# Data to process
[start]
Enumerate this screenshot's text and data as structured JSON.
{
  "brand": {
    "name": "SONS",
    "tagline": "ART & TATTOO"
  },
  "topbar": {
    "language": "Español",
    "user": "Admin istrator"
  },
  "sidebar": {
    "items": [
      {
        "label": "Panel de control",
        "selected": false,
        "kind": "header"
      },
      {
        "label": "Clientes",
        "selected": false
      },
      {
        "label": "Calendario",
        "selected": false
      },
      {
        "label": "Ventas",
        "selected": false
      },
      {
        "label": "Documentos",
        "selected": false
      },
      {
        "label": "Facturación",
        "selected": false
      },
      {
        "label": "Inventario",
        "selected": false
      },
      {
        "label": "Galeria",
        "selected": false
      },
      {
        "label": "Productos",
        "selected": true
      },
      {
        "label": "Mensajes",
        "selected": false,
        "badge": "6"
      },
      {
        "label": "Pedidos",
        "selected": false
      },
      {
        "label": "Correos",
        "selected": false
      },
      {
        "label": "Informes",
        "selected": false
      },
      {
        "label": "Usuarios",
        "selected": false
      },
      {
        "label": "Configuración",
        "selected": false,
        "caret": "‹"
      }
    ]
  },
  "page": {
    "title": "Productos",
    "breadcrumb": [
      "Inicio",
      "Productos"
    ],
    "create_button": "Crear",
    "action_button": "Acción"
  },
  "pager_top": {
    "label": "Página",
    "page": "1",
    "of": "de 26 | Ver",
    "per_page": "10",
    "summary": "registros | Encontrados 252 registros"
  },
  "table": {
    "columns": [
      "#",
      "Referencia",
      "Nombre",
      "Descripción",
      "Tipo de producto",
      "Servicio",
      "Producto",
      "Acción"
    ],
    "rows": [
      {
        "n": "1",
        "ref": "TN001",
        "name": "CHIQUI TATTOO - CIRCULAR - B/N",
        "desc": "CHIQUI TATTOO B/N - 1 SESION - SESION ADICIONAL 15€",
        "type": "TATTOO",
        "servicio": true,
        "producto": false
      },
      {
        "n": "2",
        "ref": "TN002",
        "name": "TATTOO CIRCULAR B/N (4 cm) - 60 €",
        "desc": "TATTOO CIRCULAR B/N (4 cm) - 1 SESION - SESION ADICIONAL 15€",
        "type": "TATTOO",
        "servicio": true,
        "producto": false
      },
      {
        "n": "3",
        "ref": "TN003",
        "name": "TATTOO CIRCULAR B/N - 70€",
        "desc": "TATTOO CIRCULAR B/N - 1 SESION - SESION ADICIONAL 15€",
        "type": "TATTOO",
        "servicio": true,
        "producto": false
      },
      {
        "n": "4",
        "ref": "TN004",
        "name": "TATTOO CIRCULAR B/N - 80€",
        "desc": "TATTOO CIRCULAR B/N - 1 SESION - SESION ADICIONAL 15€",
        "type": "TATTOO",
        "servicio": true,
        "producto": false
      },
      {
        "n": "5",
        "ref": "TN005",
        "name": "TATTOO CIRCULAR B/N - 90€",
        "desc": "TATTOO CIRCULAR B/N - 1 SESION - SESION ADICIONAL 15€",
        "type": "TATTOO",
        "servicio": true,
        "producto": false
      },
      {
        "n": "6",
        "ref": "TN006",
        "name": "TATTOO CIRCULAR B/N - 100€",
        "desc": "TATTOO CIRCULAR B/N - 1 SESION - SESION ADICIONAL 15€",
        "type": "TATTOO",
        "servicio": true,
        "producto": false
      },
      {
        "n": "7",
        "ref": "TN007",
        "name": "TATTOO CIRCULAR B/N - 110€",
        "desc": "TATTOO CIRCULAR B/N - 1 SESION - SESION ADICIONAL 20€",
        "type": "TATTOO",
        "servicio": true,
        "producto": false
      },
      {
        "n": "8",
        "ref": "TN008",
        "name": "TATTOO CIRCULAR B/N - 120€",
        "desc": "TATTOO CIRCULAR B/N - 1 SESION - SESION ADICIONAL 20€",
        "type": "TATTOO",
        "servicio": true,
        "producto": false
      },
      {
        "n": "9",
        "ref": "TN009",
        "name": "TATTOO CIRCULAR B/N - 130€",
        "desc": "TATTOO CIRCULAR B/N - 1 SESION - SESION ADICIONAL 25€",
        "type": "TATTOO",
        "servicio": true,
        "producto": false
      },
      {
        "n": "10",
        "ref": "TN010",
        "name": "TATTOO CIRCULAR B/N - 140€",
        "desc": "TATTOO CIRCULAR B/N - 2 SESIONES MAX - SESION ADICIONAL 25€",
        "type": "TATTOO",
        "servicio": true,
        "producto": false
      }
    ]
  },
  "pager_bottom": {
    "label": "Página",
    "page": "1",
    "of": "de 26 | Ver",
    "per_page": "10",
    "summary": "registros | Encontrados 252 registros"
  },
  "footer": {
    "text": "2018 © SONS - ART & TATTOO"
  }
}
[end]
Copy out all of the records shown above exactly.

# Written answer
Enumerate this screenshot's text and data as structured JSON.
{
  "brand": {
    "name": "SONS",
    "tagline": "ART & TATTOO"
  },
  "topbar": {
    "language": "Español",
    "user": "Admin istrator"
  },
  "sidebar": {
    "items": [
      {
        "label": "Panel de control",
        "selected": false,
        "kind": "header"
      },
      {
        "label": "Clientes",
        "selected": false
      },
      {
        "label": "Calendario",
        "selected": false
      },
      {
        "label": "Ventas",
        "selected": false
      },
      {
        "label": "Documentos",
        "selected": false
      },
      {
        "label": "Facturación",
        "selected": false
      },
      {
        "label": "Inventario",
        "selected": false
      },
      {
        "label": "Galeria",
        "selected": false
      },
      {
        "label": "Productos",
        "selected": true
      },
      {
        "label": "Mensajes",
        "selected": false,
        "badge": "6"
      },
      {
        "label": "Pedidos",
        "selected": false
      },
      {
        "label": "Correos",
        "selected": false
      },
      {
        "label": "Informes",
        "selected": false
      },
      {
        "label": "Usuarios",
        "selected": false
      },
      {
        "label": "Configuración",
        "selected": false,
        "caret": "‹"
      }
    ]
  },
  "page": {
    "title": "Productos",
    "breadcrumb": [
      "Inicio",
      "Productos"
    ],
    "create_button": "Crear",
    "action_button": "Acción"
  },
  "pager_top": {
    "label": "Página",
    "page": "1",
    "of": "de 26 | Ver",
    "per_page": "10",
    "summary": "registros | Encontrados 252 registros"
  },
  "table": {
    "columns": [
      "#",
      "Referencia",
      "Nombre",
      "Descripción",
      "Tipo de producto",
      "Servicio",
      "Producto",
      "Acción"
    ],
    "rows": [
      {
        "n": "1",
        "ref": "TN001",
        "name": "CHIQUI TATTOO - CIRCULAR - B/N",
        "desc": "CHIQUI TATTOO B/N - 1 SESION - SESION ADICIONAL 15€",
        "type": "TATTOO",
        "servicio": true,
        "producto": false
      },
      {
        "n": "2",
        "ref": "TN002",
        "name": "TATTOO CIRCULAR B/N (4 cm) - 60 €",
        "desc": "TATTOO CIRCULAR B/N (4 cm) - 1 SESION - SESION ADICIONAL 15€",
        "type": "TATTOO",
        "servicio": true,
        "producto": false
      },
      {
        "n": "3",
        "ref": "TN003",
        "name": "TATTOO CIRCULAR B/N - 70€",
        "desc": "TATTOO CIRCULAR B/N - 1 SESION - SESION ADICIONAL 15€",
        "type": "TATTOO",
        "servicio": true,
        "producto": false
      },
      {
        "n": "4",
        "ref": "TN004",
        "name": "TATTOO CIRCULAR B/N - 80€",
        "desc": "TATTOO CIRCULAR B/N - 1 SESION - SESION ADICIONAL 15€",
        "type": "TATTOO",
        "servicio": true,
        "producto": false
      },
      {
        "n": "5",
        "ref": "TN005",
        "name": "TATTOO CIRCULAR B/N - 90€",
        "desc": "TATTOO CIRCULAR B/N - 1 SESION - SESION ADICIONAL 15€",
        "type": "TATTOO",
        "servicio": true,
        "producto": false
      },
      {
        "n": "6",
        "ref": "TN006",
        "name": "TATTOO CIRCULAR B/N - 100€",
        "desc": "TATTOO CIRCULAR B/N - 1 SESION - SESION ADICIONAL 15€",
        "type": "TATTOO",
        "servicio": true,
        "producto": false
      },
      {
        "n": "7",
        "ref": "TN007",
        "name": "TATTOO CIRCULAR B/N - 110€",
        "desc": "TATTOO CIRCULAR B/N - 1 SESION - SESION ADICIONAL 20€",
        "type": "TATTOO",
        "servicio": true,
        "producto": false
      },
      {
        "n": "8",
        "ref": "TN008",
        "name": "TATTOO CIRCULAR B/N - 120€",
        "desc": "TATTOO CIRCULAR B/N - 1 SESION - SESION ADICIONAL 20€",
        "type": "TATTOO",
        "servicio": true,
        "producto": false
      },
      {
        "n": "9",
        "ref": "TN009",
        "name": "TATTOO CIRCULAR B/N - 130€",
        "desc": "TATTOO CIRCULAR B/N - 1 SESION - SESION ADICIONAL 25€",
        "type": "TATTOO",
        "servicio": true,
        "producto": false
      },
      {
        "n": "10",
        "ref": "TN010",
        "name": "TATTOO CIRCULAR B/N - 140€",
        "desc": "TATTOO CIRCULAR B/N - 2 SESIONES MAX - SESION ADICIONAL 25€",
        "type": "TATTOO",
        "servicio": true,
        "producto": false
      }
    ]
  },
  "pager_bottom": {
    "label": "Página",
    "page": "1",
    "of": "de 26 | Ver",
    "per_page": "10",
    "summary": "registros | Encontrados 252 registros"
  },
  "footer": {
    "text": "2018 © SONS - ART & TATTOO"
  }
}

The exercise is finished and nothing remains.